§ Task requirements
Show every line that has the string "type" in it.

(Figure collection entries)
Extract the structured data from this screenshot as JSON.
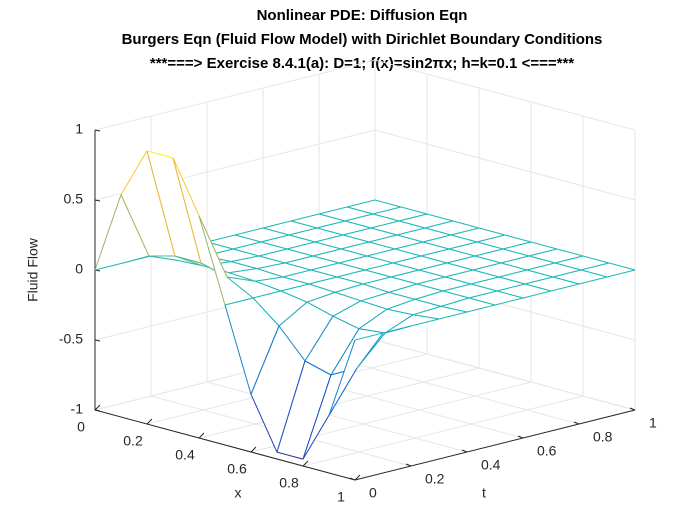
{
  "chart_data": {
    "type": "mesh",
    "title": [
      "Nonlinear PDE:  Diffusion Eqn",
      "Burgers Eqn (Fluid Flow Model) with Dirichlet Boundary Conditions",
      "***===> Exercise 8.4.1(a):  D=1; f(x)=sin2πx; h=k=0.1 <===***"
    ],
    "xlabel": "x",
    "ylabel": "t",
    "zlabel": "Fluid Flow",
    "x": [
      0,
      0.1,
      0.2,
      0.3,
      0.4,
      0.5,
      0.6,
      0.7,
      0.8,
      0.9,
      1
    ],
    "y": [
      0,
      0.1,
      0.2,
      0.3,
      0.4,
      0.5,
      0.6,
      0.7,
      0.8,
      0.9,
      1
    ],
    "z": [
      [
        0,
        0.5878,
        0.9511,
        0.9511,
        0.5878,
        0,
        -0.5878,
        -0.9511,
        -0.9511,
        -0.5878,
        0
      ],
      [
        0,
        0.1,
        0.15,
        0.15,
        0.1,
        0,
        -0.15,
        -0.35,
        -0.4,
        -0.3,
        0
      ],
      [
        0,
        0.02,
        0.03,
        0.03,
        0.02,
        0,
        -0.03,
        -0.08,
        -0.12,
        -0.1,
        0
      ],
      [
        0,
        0,
        0.01,
        0.01,
        0,
        0,
        -0.01,
        -0.02,
        -0.03,
        -0.02,
        0
      ],
      [
        0,
        0,
        0,
        0,
        0,
        0,
        0,
        -0.01,
        -0.01,
        -0.01,
        0
      ],
      [
        0,
        0,
        0,
        0,
        0,
        0,
        0,
        0,
        0,
        0,
        0
      ],
      [
        0,
        0,
        0,
        0,
        0,
        0,
        0,
        0,
        0,
        0,
        0
      ],
      [
        0,
        0,
        0,
        0,
        0,
        0,
        0,
        0,
        0,
        0,
        0
      ],
      [
        0,
        0,
        0,
        0,
        0,
        0,
        0,
        0,
        0,
        0,
        0
      ],
      [
        0,
        0,
        0,
        0,
        0,
        0,
        0,
        0,
        0,
        0,
        0
      ],
      [
        0,
        0,
        0,
        0,
        0,
        0,
        0,
        0,
        0,
        0,
        0
      ]
    ],
    "xlim": [
      0,
      1
    ],
    "ylim": [
      0,
      1
    ],
    "zlim": [
      -1,
      1
    ],
    "xticks": [
      0,
      0.2,
      0.4,
      0.6,
      0.8,
      1
    ],
    "yticks": [
      0,
      0.2,
      0.4,
      0.6,
      0.8,
      1
    ],
    "zticks": [
      -1,
      -0.5,
      0,
      0.5,
      1
    ],
    "grid": true
  }
}
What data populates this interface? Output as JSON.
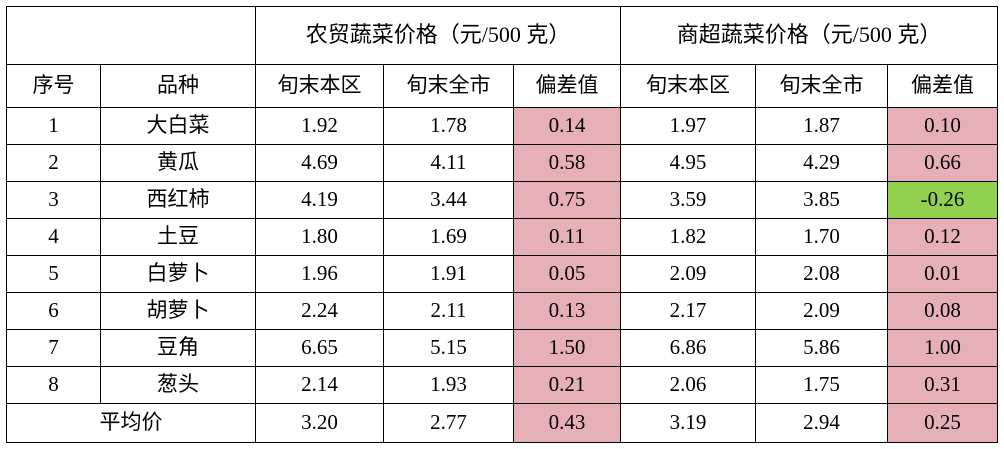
{
  "colors": {
    "deviation_fill": "#E6B0B6",
    "negative_fill": "#92D050",
    "border": "#000000",
    "text": "#000000"
  },
  "chart_data": {
    "type": "table",
    "title_row": {
      "corner": "",
      "farm_market": "农贸蔬菜价格（元/500 克）",
      "supermarket": "商超蔬菜价格（元/500 克）"
    },
    "columns": [
      "序号",
      "品种",
      "旬末本区",
      "旬末全市",
      "偏差值",
      "旬末本区",
      "旬末全市",
      "偏差值"
    ],
    "rows": [
      [
        "1",
        "大白菜",
        "1.92",
        "1.78",
        "0.14",
        "1.97",
        "1.87",
        "0.10"
      ],
      [
        "2",
        "黄瓜",
        "4.69",
        "4.11",
        "0.58",
        "4.95",
        "4.29",
        "0.66"
      ],
      [
        "3",
        "西红柿",
        "4.19",
        "3.44",
        "0.75",
        "3.59",
        "3.85",
        "-0.26"
      ],
      [
        "4",
        "土豆",
        "1.80",
        "1.69",
        "0.11",
        "1.82",
        "1.70",
        "0.12"
      ],
      [
        "5",
        "白萝卜",
        "1.96",
        "1.91",
        "0.05",
        "2.09",
        "2.08",
        "0.01"
      ],
      [
        "6",
        "胡萝卜",
        "2.24",
        "2.11",
        "0.13",
        "2.17",
        "2.09",
        "0.08"
      ],
      [
        "7",
        "豆角",
        "6.65",
        "5.15",
        "1.50",
        "6.86",
        "5.86",
        "1.00"
      ],
      [
        "8",
        "葱头",
        "2.14",
        "1.93",
        "0.21",
        "2.06",
        "1.75",
        "0.31"
      ]
    ],
    "footer": [
      "平均价",
      "3.20",
      "2.77",
      "0.43",
      "3.19",
      "2.94",
      "0.25"
    ],
    "notes": "偏差值 columns have pink fill; negative deviation cell is green; footer row is bold averages"
  }
}
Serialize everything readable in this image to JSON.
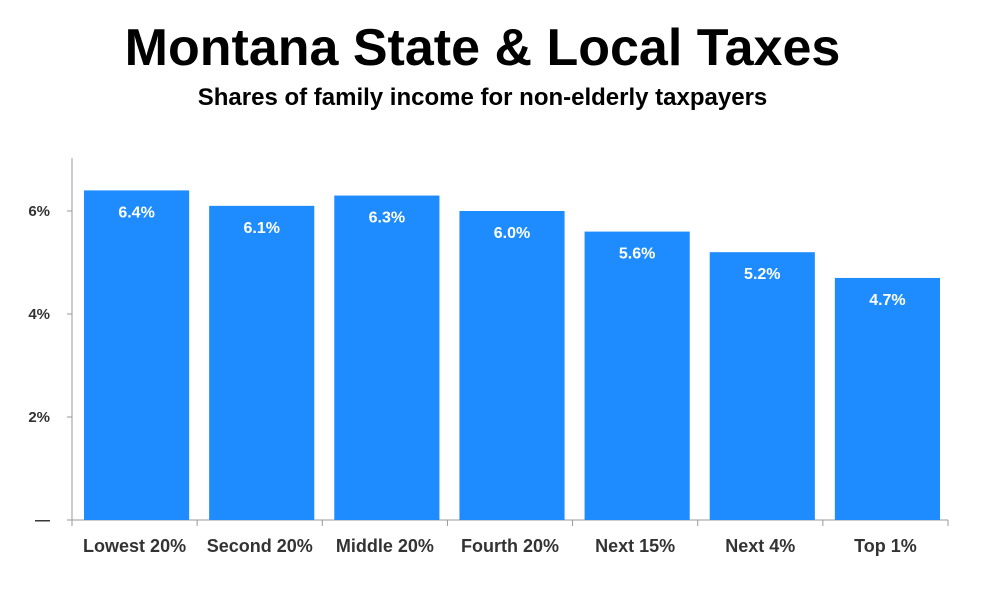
{
  "chart_data": {
    "type": "bar",
    "title": "Montana State & Local Taxes",
    "subtitle": "Shares of family income for non-elderly taxpayers",
    "categories": [
      "Lowest 20%",
      "Second 20%",
      "Middle 20%",
      "Fourth 20%",
      "Next 15%",
      "Next 4%",
      "Top 1%"
    ],
    "values": [
      6.4,
      6.1,
      6.3,
      6.0,
      5.6,
      5.2,
      4.7
    ],
    "data_labels": [
      "6.4%",
      "6.1%",
      "6.3%",
      "6.0%",
      "5.6%",
      "5.2%",
      "4.7%"
    ],
    "yticks": [
      0,
      2,
      4,
      6
    ],
    "ytick_labels": [
      "—",
      "2%",
      "4%",
      "6%"
    ],
    "ylim": [
      0,
      7.5
    ],
    "xlabel": "",
    "ylabel": "",
    "grid": false,
    "bar_color": "#1e8cff"
  }
}
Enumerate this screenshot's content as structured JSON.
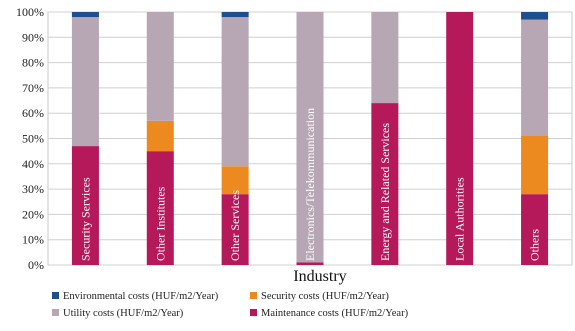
{
  "chart_data": {
    "type": "bar",
    "stacked": true,
    "percent": true,
    "xlabel": "Industry",
    "ylabel": "",
    "ylim": [
      0,
      100
    ],
    "y_ticks": [
      "0%",
      "10%",
      "20%",
      "30%",
      "40%",
      "50%",
      "60%",
      "70%",
      "80%",
      "90%",
      "100%"
    ],
    "grid": true,
    "legend_position": "bottom",
    "categories": [
      "Security Services",
      "Other Institutes",
      "Other Services",
      "Electronics/Telekommunication",
      "Energy and Related Services",
      "Local Authorities",
      "Others"
    ],
    "series": [
      {
        "name": "Maintenance costs (HUF/m2/Year)",
        "color": "#b5195a",
        "values": [
          47,
          45,
          28,
          1,
          64,
          100,
          28
        ]
      },
      {
        "name": "Security costs (HUF/m2/Year)",
        "color": "#ec8a1f",
        "values": [
          0,
          12,
          11,
          0,
          0,
          0,
          23
        ]
      },
      {
        "name": "Utility costs (HUF/m2/Year)",
        "color": "#b7a6b3",
        "values": [
          51,
          43,
          59,
          99,
          36,
          0,
          46
        ]
      },
      {
        "name": "Environmental costs (HUF/m2/Year)",
        "color": "#1f4e8c",
        "values": [
          2,
          0,
          2,
          0,
          0,
          0,
          3
        ]
      }
    ],
    "legend_order": [
      3,
      1,
      2,
      0
    ]
  }
}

§ Finished answer
    "type": "mesh",
    "type": "table",
    "type": "bar",
    "type": "bar",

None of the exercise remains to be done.